Problem set -
a. According to the excerpt on bill smoothing, what are the two ways bill smoothing can be done?
b. Continue the excerpt on bill smoothing from where it stops.

Excerpted text -
::::::::::

One way consumers have found to help avoid bill shock is by using bill smoothing.

What is bill smoothing?

Bill smoothing is a way of paying smaller amounts more frequently to the provider who is billing you, rather than paying one large bill a few times a year. This can be done in two ways: a formal payment plan with the service provider, or informally making more frequent payments on your own.

With the formal bill smoothing structure, the provider creates a payment plan where you pay a portion of an estimated bill at regular intervals. It works by calculating the total estimated cost of your energy bills for the next 12 months and then splitting the amount into equal weekly, fortnightly, or monthly payments.

In order to calculate this, your provider will look at your energy usage over 12 months and compare you to customers in your area with similar usage patterns. Rather than paying quarterly bills throughout the year of varying amounts, you would pay the same amount each week, fortnight or month.

Then if your actual usage is higher than what you’ve already paid, you would receive a bill to cover the difference at the end of that quarter or year. Likewise, if your actual usage is less than your bill smoothing payments, you would be “ahead” on your next bill.

CANSTAR’s Former Editor-in-Chief, Justine Davies, spoke to Channel 9 News about the pros and cons of bill smoothing, as well as who offers it.

Source: canstar

Who offers bill smoothing?

::::::::::

Data extract -
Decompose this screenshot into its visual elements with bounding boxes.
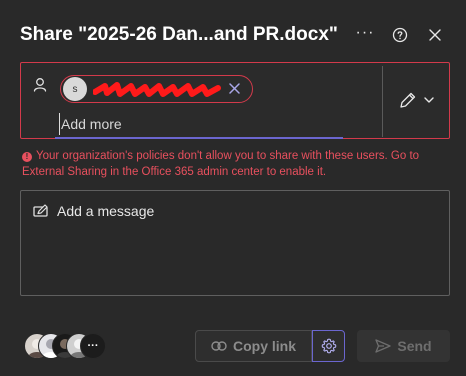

::::::::::

In response -
a. Through a formal payment plan with the service provider, or informally by making more frequent payments on your own.

b.
A formal bill smoothing structure is common among energy retailers. At the time of writing, the following energy providers offer bill smoothing:

  • AGL
  • Click Energy
  • Diamond Energy
  • Power Direct
  • Origin Energy
  • Red Energy

Some energy retailers are also offering “fixed cost” plans, which calculate a tailored monthly cost for customers based on how much energy they’ve used in the past and how they heat and cool their home.

How to do your own bill smoothing

If you find paying small amounts regularly an easier form of budgeting, you can easily do your own “bill smoothing” by setting up regular BPay deposits towards your usual large bills. That way, when you receive your actual bill in the mail, there should not be too much left to pay.

Case study on bill paymentsJulie’s Smart Plan

Julie’s car registration is $800 per year, billed annually. Rather than pay one lump sum amount, Julie has set up a BPay direct debit of $30 per fortnight, so that by the time she receives her registration notice in the mail there is only around $20 left owing. She has also set up payments of $40 per fortnight and $20 per fortnight to cover her electricity bill and phone bill respectively.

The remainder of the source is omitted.